**Aim of the task**.
Reproduce the items below verbatim, starting from the first one and ending after the line that contains "918, 629, 936]".

**Data extract**.

___

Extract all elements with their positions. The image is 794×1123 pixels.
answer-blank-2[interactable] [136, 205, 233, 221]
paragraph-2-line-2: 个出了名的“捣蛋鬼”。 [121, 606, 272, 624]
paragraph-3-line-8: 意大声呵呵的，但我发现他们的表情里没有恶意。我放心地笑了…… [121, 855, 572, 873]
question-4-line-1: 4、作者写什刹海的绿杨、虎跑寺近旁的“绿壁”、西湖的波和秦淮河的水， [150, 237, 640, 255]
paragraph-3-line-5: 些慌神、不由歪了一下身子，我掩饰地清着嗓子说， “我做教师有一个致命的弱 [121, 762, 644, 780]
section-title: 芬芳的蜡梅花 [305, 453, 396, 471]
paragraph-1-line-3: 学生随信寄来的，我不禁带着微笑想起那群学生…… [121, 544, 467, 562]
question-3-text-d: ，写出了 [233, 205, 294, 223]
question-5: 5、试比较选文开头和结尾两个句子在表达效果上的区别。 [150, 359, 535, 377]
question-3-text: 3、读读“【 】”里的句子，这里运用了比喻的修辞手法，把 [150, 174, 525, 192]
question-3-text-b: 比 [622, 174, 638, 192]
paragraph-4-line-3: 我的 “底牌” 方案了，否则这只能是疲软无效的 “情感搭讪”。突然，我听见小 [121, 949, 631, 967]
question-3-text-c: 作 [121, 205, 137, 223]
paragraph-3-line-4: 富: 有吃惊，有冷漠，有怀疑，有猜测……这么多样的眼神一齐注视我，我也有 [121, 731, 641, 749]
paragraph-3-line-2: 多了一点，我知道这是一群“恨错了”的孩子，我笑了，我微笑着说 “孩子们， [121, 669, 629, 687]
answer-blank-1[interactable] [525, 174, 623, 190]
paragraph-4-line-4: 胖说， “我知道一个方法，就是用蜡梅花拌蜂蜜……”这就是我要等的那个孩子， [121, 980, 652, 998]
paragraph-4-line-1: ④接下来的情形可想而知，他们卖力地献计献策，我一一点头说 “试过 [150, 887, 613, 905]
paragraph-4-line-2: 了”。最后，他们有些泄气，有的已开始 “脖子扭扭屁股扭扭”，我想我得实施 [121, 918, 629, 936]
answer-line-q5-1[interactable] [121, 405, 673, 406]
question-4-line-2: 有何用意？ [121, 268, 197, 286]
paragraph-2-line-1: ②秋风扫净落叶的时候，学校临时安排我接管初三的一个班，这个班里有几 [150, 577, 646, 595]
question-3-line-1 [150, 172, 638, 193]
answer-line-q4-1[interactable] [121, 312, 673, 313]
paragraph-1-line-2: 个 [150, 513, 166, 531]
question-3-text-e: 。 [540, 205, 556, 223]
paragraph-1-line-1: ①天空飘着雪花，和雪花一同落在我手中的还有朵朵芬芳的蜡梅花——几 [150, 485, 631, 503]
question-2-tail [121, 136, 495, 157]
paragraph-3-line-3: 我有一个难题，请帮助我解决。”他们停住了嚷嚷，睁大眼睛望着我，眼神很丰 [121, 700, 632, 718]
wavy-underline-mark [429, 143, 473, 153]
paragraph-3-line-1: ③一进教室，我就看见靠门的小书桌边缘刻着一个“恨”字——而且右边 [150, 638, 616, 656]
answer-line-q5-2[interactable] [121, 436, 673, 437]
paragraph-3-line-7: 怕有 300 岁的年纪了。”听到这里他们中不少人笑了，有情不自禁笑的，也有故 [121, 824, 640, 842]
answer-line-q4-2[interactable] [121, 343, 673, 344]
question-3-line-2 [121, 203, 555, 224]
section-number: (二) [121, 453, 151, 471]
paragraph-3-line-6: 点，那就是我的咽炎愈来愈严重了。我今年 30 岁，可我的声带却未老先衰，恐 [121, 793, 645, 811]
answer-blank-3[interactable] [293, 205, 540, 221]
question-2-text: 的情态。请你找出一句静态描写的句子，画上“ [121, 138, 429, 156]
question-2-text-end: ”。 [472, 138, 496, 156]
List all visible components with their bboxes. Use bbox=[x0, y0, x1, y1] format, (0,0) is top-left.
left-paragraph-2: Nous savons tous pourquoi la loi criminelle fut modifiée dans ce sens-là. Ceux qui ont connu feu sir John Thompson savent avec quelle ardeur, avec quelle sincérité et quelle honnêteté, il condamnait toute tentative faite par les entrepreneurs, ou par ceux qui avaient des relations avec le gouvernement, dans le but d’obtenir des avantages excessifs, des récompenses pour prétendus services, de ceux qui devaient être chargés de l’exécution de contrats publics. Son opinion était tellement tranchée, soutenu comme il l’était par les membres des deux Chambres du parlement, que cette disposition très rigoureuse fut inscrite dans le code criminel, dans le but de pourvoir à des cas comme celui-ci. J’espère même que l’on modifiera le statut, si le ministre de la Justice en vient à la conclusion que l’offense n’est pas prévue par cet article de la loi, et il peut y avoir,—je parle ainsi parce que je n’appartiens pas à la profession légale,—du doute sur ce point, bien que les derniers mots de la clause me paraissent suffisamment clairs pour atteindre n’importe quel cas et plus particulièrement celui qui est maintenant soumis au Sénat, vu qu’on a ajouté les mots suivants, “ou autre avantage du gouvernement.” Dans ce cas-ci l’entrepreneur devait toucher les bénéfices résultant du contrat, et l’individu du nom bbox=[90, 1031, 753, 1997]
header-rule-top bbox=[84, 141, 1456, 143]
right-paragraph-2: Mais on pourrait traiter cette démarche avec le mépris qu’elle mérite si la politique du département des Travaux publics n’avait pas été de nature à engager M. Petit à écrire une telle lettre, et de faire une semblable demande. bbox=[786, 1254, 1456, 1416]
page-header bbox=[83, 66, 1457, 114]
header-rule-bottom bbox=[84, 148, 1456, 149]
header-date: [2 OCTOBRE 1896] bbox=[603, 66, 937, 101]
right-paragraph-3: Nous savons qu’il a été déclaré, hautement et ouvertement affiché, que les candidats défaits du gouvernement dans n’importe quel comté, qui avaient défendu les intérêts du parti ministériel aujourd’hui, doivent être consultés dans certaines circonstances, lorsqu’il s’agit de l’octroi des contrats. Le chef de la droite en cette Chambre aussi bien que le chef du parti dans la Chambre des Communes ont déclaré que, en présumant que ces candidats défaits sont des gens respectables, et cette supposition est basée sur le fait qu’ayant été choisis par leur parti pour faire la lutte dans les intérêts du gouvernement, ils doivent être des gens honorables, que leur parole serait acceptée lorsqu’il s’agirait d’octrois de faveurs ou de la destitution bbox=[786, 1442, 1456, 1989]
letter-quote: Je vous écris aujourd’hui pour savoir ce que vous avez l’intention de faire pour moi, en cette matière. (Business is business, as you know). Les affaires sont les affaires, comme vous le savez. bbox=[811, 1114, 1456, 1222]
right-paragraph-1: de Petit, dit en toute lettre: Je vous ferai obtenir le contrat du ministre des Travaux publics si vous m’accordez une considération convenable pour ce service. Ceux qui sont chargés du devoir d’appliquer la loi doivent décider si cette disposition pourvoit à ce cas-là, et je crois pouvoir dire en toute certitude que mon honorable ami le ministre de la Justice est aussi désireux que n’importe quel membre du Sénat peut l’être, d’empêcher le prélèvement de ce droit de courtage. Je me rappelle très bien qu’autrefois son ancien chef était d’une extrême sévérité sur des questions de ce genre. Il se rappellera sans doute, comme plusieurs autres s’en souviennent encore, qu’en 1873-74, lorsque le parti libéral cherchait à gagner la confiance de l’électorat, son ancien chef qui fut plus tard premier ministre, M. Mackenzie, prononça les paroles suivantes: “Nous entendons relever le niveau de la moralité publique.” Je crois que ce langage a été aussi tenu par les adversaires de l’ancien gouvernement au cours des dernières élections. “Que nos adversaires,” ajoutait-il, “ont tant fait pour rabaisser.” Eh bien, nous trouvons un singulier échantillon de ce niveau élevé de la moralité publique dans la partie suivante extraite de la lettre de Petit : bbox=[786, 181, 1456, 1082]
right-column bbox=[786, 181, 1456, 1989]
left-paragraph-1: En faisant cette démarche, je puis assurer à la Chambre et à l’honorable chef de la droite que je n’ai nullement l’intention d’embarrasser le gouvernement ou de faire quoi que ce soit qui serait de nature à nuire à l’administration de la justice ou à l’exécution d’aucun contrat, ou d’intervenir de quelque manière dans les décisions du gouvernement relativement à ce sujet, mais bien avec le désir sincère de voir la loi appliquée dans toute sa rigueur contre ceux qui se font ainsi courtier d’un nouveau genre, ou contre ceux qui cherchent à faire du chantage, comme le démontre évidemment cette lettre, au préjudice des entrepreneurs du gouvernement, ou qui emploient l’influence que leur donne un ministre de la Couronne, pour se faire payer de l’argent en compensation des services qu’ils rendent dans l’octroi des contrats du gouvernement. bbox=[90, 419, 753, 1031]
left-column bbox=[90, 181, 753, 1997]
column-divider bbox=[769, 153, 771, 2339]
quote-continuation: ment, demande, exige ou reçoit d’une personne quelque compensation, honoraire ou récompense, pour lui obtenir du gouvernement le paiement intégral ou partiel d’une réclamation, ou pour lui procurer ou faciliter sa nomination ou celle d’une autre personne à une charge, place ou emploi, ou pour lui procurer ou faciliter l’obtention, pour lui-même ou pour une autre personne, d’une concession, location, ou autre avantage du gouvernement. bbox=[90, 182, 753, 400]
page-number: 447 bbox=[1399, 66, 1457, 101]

___

**Complete response**.
Extract all elements with their positions. The image is 794×1123 pixels.
answer-blank-2[interactable] [136, 205, 233, 221]
paragraph-2-line-2: 个出了名的“捣蛋鬼”。 [121, 606, 272, 624]
paragraph-3-line-8: 意大声呵呵的，但我发现他们的表情里没有恶意。我放心地笑了…… [121, 855, 572, 873]
question-4-line-1: 4、作者写什刹海的绿杨、虎跑寺近旁的“绿壁”、西湖的波和秦淮河的水， [150, 237, 640, 255]
paragraph-3-line-5: 些慌神、不由歪了一下身子，我掩饰地清着嗓子说， “我做教师有一个致命的弱 [121, 762, 644, 780]
section-title: 芬芳的蜡梅花 [305, 453, 396, 471]
paragraph-1-line-3: 学生随信寄来的，我不禁带着微笑想起那群学生…… [121, 544, 467, 562]
question-3-text-d: ，写出了 [233, 205, 294, 223]
question-5: 5、试比较选文开头和结尾两个句子在表达效果上的区别。 [150, 359, 535, 377]
question-3-text: 3、读读“【 】”里的句子，这里运用了比喻的修辞手法，把 [150, 174, 525, 192]
question-3-text-b: 比 [622, 174, 638, 192]
paragraph-4-line-3: 我的 “底牌” 方案了，否则这只能是疲软无效的 “情感搭讪”。突然，我听见小 [121, 949, 631, 967]
question-3-text-c: 作 [121, 205, 137, 223]
paragraph-3-line-4: 富: 有吃惊，有冷漠，有怀疑，有猜测……这么多样的眼神一齐注视我，我也有 [121, 731, 641, 749]
paragraph-3-line-2: 多了一点，我知道这是一群“恨错了”的孩子，我笑了，我微笑着说 “孩子们， [121, 669, 629, 687]
answer-blank-1[interactable] [525, 174, 623, 190]
paragraph-4-line-4: 胖说， “我知道一个方法，就是用蜡梅花拌蜂蜜……”这就是我要等的那个孩子， [121, 980, 652, 998]
paragraph-4-line-1: ④接下来的情形可想而知，他们卖力地献计献策，我一一点头说 “试过 [150, 887, 613, 905]
paragraph-4-line-2: 了”。最后，他们有些泄气，有的已开始 “脖子扭扭屁股扭扭”，我想我得实施 [121, 918, 629, 936]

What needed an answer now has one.